_The problem_.
Each line that holds the word "کرنا" is to be identified and copied.

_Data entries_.
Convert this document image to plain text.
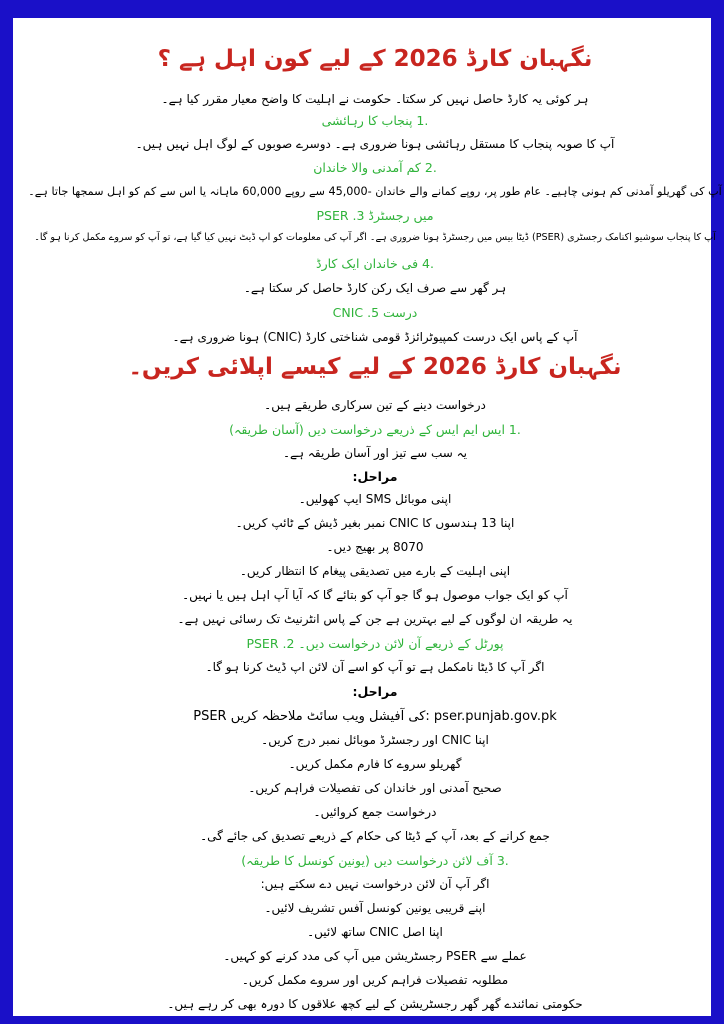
نگہبان کارڈ 2026 کے لیے کون اہل ہے ؟

ہر کوئی یہ کارڈ حاصل نہیں کر سکتا۔ حکومت نے اہلیت کا واضح معیار مقرر کیا ہے۔

.1 پنجاب کا رہائشی

آپ کا صوبہ پنجاب کا مستقل رہائشی ہونا ضروری ہے۔ دوسرے صوبوں کے لوگ اہل نہیں ہیں۔

.2 کم آمدنی والا خاندان

آپ کی گھریلو آمدنی کم ہونی چاہیے۔ عام طور پر، روپے کمانے والے خاندان -45,000 سے روپے 60,000 ماہانہ یا اس سے کم کو اہل سمجھا جاتا ہے۔

PSER .3 میں رجسٹرڈ

آپ کا پنجاب سوشیو اکنامک رجسٹری (PSER) ڈیٹا بیس میں رجسٹرڈ ہونا ضروری ہے۔ اگر آپ کی معلومات کو اپ ڈیٹ نہیں کیا گیا ہے، تو آپ کو سروے مکمل کرنا ہو گا۔

.4 فی خاندان ایک کارڈ

ہر گھر سے صرف ایک رکن کارڈ حاصل کر سکتا ہے۔

CNIC .5 درست

آپ کے پاس ایک درست کمپیوٹرائزڈ قومی شناختی کارڈ (CNIC) ہونا ضروری ہے۔

نگہبان کارڈ 2026 کے لیے کیسے اپلائی کریں۔

درخواست دینے کے تین سرکاری طریقے ہیں۔

.1 ایس ایم ایس کے ذریعے درخواست دیں (آسان طریقہ)

یہ سب سے تیز اور آسان طریقہ ہے۔

مراحل:

اپنی موبائل SMS ایپ کھولیں۔

اپنا 13 ہندسوں کا CNIC نمبر بغیر ڈیش کے ٹائپ کریں۔

8070 پر بھیج دیں۔

اپنی اہلیت کے بارے میں تصدیقی پیغام کا انتظار کریں۔

آپ کو ایک جواب موصول ہو گا جو آپ کو بتائے گا کہ آیا آپ اہل ہیں یا نہیں۔

یہ طریقہ ان لوگوں کے لیے بہترین ہے جن کے پاس انٹرنیٹ تک رسائی نہیں ہے۔

PSER .2 پورٹل کے ذریعے آن لائن درخواست دیں۔

اگر آپ کا ڈیٹا نامکمل ہے تو آپ کو اسے آن لائن اپ ڈیٹ کرنا ہو گا۔

مراحل:

PSER کی آفیشل ویب سائٹ ملاحظہ کریں: pser.punjab.gov.pk

اپنا CNIC اور رجسٹرڈ موبائل نمبر درج کریں۔

گھریلو سروے کا فارم مکمل کریں۔

صحیح آمدنی اور خاندان کی تفصیلات فراہم کریں۔

درخواست جمع کروائیں۔

جمع کرانے کے بعد، آپ کے ڈیٹا کی حکام کے ذریعے تصدیق کی جائے گی۔

.3 آف لائن درخواست دیں (یونین کونسل کا طریقہ)

اگر آپ آن لائن درخواست نہیں دے سکتے ہیں:

اپنے قریبی یونین کونسل آفس تشریف لائیں۔

اپنا اصل CNIC ساتھ لائیں۔

عملے سے PSER رجسٹریشن میں آپ کی مدد کرنے کو کہیں۔

مطلوبہ تفصیلات فراہم کریں اور سروے مکمل کریں۔

حکومتی نمائندے گھر گھر رجسٹریشن کے لیے کچھ علاقوں کا دورہ بھی کر رہے ہیں۔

_Complete response_.
آپ کا پنجاب سوشیو اکنامک رجسٹری (PSER) ڈیٹا بیس میں رجسٹرڈ ہونا ضروری ہے۔ اگر آپ کی معلومات کو اپ ڈیٹ نہیں کیا گیا ہے، تو آپ کو سروے مکمل کرنا ہو گا۔
اگر آپ کا ڈیٹا نامکمل ہے تو آپ کو اسے آن لائن اپ ڈیٹ کرنا ہو گا۔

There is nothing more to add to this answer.